* Exercise aim
Copy out the data below as written; omit any images.

* Records supplied
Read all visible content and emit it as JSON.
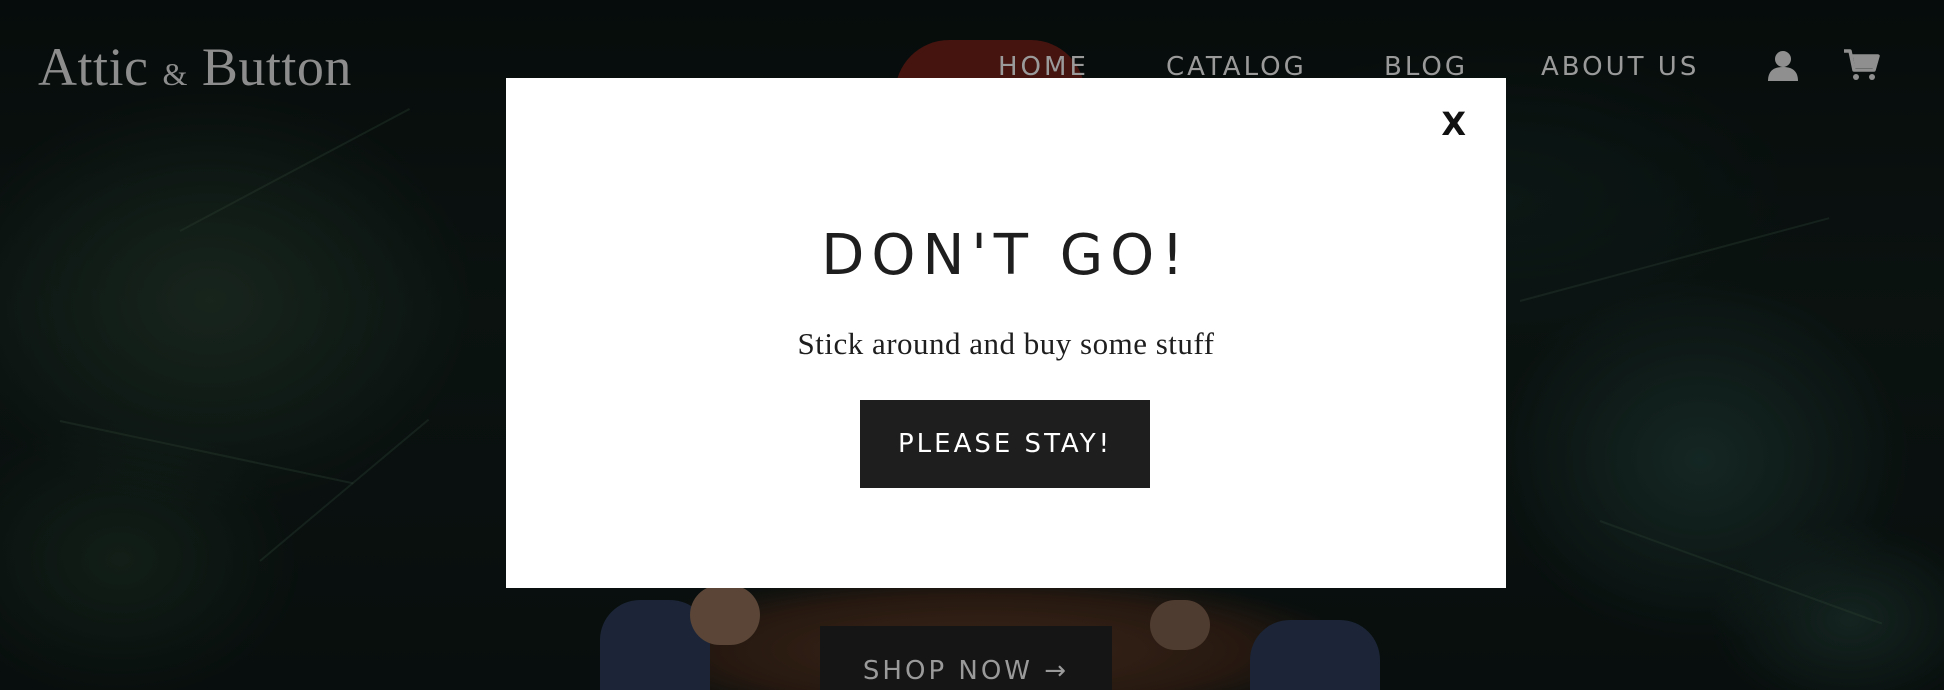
{
  "header": {
    "logo_prefix": "Attic",
    "logo_amp": "&",
    "logo_suffix": "Button",
    "nav": [
      {
        "label": "HOME"
      },
      {
        "label": "CATALOG"
      },
      {
        "label": "BLOG"
      },
      {
        "label": "ABOUT US"
      }
    ],
    "account_icon": "user-icon",
    "cart_icon": "cart-icon"
  },
  "hero": {
    "button_label": "SHOP NOW →"
  },
  "modal": {
    "close_label": "X",
    "title": "DON'T GO!",
    "subtitle": "Stick around and buy some stuff",
    "button_label": "PLEASE STAY!"
  },
  "colors": {
    "modal_bg": "#ffffff",
    "button_bg": "#1e1e1e",
    "text_dark": "#1e1e1e",
    "nav_text": "#9a9a9a"
  }
}
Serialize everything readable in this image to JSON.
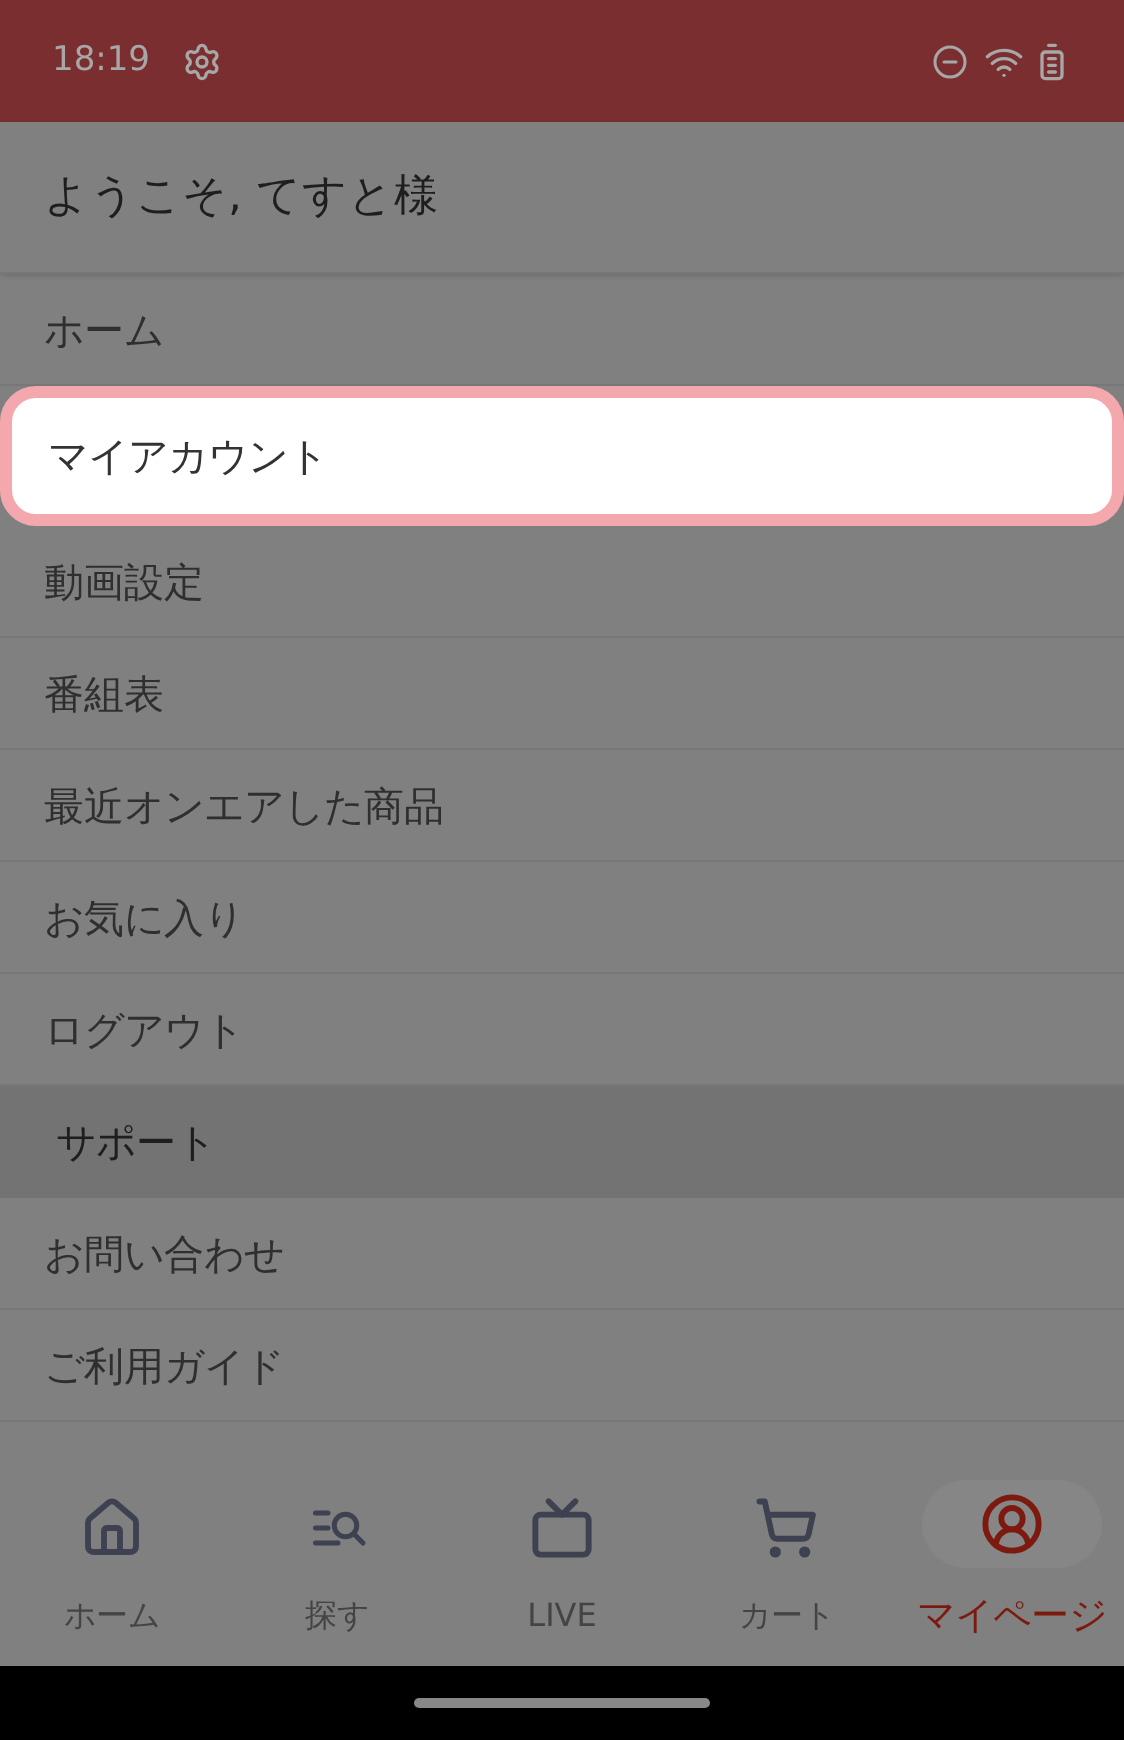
{
  "status_bar": {
    "time": "18:19"
  },
  "header": {
    "title": "ようこそ, てすと様"
  },
  "menu": [
    {
      "kind": "item",
      "label": "ホーム",
      "selected": false
    },
    {
      "kind": "item",
      "label": "マイアカウント",
      "selected": true
    },
    {
      "kind": "item",
      "label": "動画設定",
      "selected": false
    },
    {
      "kind": "item",
      "label": "番組表",
      "selected": false
    },
    {
      "kind": "item",
      "label": "最近オンエアした商品",
      "selected": false
    },
    {
      "kind": "item",
      "label": "お気に入り",
      "selected": false
    },
    {
      "kind": "item",
      "label": "ログアウト",
      "selected": false
    },
    {
      "kind": "section",
      "label": "サポート"
    },
    {
      "kind": "item",
      "label": "お問い合わせ",
      "selected": false
    },
    {
      "kind": "item",
      "label": "ご利用ガイド",
      "selected": false
    }
  ],
  "bottom_nav": [
    {
      "kind": "home",
      "label": "ホーム",
      "selected": false
    },
    {
      "kind": "search",
      "label": "探す",
      "selected": false
    },
    {
      "kind": "tv",
      "label": "LIVE",
      "selected": false
    },
    {
      "kind": "cart",
      "label": "カート",
      "selected": false
    },
    {
      "kind": "account",
      "label": "マイページ",
      "selected": true
    }
  ]
}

* Response to the task
Read all visible content and emit it as JSON.
{
  "header": {
    "logo_prefix": "Attic",
    "logo_amp": "&",
    "logo_suffix": "Button",
    "nav": [
      {
        "label": "HOME"
      },
      {
        "label": "CATALOG"
      },
      {
        "label": "BLOG"
      },
      {
        "label": "ABOUT US"
      }
    ],
    "account_icon": "user-icon",
    "cart_icon": "cart-icon"
  },
  "hero": {
    "button_label": "SHOP NOW →"
  },
  "modal": {
    "close_label": "X",
    "title": "DON'T GO!",
    "subtitle": "Stick around and buy some stuff",
    "button_label": "PLEASE STAY!"
  },
  "colors": {
    "modal_bg": "#ffffff",
    "button_bg": "#1e1e1e",
    "text_dark": "#1e1e1e",
    "nav_text": "#9a9a9a"
  }
}
Serialize everything readable in this image to JSON.
{
  "status_bar": {
    "time": "18:19"
  },
  "header": {
    "title": "ようこそ, てすと様"
  },
  "menu": [
    {
      "kind": "item",
      "label": "ホーム",
      "selected": false
    },
    {
      "kind": "item",
      "label": "マイアカウント",
      "selected": true
    },
    {
      "kind": "item",
      "label": "動画設定",
      "selected": false
    },
    {
      "kind": "item",
      "label": "番組表",
      "selected": false
    },
    {
      "kind": "item",
      "label": "最近オンエアした商品",
      "selected": false
    },
    {
      "kind": "item",
      "label": "お気に入り",
      "selected": false
    },
    {
      "kind": "item",
      "label": "ログアウト",
      "selected": false
    },
    {
      "kind": "section",
      "label": "サポート"
    },
    {
      "kind": "item",
      "label": "お問い合わせ",
      "selected": false
    },
    {
      "kind": "item",
      "label": "ご利用ガイド",
      "selected": false
    }
  ],
  "bottom_nav": [
    {
      "kind": "home",
      "label": "ホーム",
      "selected": false
    },
    {
      "kind": "search",
      "label": "探す",
      "selected": false
    },
    {
      "kind": "tv",
      "label": "LIVE",
      "selected": false
    },
    {
      "kind": "cart",
      "label": "カート",
      "selected": false
    },
    {
      "kind": "account",
      "label": "マイページ",
      "selected": true
    }
  ]
}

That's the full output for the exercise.